▶ _Requirements_: Below are some entries; can you quote all of them exactly?

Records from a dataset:
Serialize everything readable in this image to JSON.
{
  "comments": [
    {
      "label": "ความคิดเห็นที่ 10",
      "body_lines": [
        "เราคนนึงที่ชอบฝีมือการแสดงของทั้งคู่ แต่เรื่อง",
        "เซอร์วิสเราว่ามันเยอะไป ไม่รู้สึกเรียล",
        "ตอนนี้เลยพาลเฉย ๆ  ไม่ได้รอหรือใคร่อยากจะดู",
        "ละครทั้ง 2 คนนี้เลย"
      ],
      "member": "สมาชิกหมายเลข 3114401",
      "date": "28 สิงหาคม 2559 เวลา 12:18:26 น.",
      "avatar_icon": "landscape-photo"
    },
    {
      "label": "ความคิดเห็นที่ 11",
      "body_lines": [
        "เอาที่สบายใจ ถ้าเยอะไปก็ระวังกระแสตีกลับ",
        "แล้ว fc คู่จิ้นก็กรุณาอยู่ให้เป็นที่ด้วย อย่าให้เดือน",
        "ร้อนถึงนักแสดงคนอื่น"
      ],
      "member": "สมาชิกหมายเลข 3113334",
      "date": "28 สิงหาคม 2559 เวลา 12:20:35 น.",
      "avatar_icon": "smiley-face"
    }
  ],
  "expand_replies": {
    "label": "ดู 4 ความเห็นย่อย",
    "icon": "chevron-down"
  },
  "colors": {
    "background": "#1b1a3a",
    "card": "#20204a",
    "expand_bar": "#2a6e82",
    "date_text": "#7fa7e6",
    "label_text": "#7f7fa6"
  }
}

▶ _Task answer_:
Serialize everything readable in this image to JSON.
{
  "comments": [
    {
      "label": "ความคิดเห็นที่ 10",
      "body_lines": [
        "เราคนนึงที่ชอบฝีมือการแสดงของทั้งคู่ แต่เรื่อง",
        "เซอร์วิสเราว่ามันเยอะไป ไม่รู้สึกเรียล",
        "ตอนนี้เลยพาลเฉย ๆ  ไม่ได้รอหรือใคร่อยากจะดู",
        "ละครทั้ง 2 คนนี้เลย"
      ],
      "member": "สมาชิกหมายเลข 3114401",
      "date": "28 สิงหาคม 2559 เวลา 12:18:26 น.",
      "avatar_icon": "landscape-photo"
    },
    {
      "label": "ความคิดเห็นที่ 11",
      "body_lines": [
        "เอาที่สบายใจ ถ้าเยอะไปก็ระวังกระแสตีกลับ",
        "แล้ว fc คู่จิ้นก็กรุณาอยู่ให้เป็นที่ด้วย อย่าให้เดือน",
        "ร้อนถึงนักแสดงคนอื่น"
      ],
      "member": "สมาชิกหมายเลข 3113334",
      "date": "28 สิงหาคม 2559 เวลา 12:20:35 น.",
      "avatar_icon": "smiley-face"
    }
  ],
  "expand_replies": {
    "label": "ดู 4 ความเห็นย่อย",
    "icon": "chevron-down"
  },
  "colors": {
    "background": "#1b1a3a",
    "card": "#20204a",
    "expand_bar": "#2a6e82",
    "date_text": "#7fa7e6",
    "label_text": "#7f7fa6"
  }
}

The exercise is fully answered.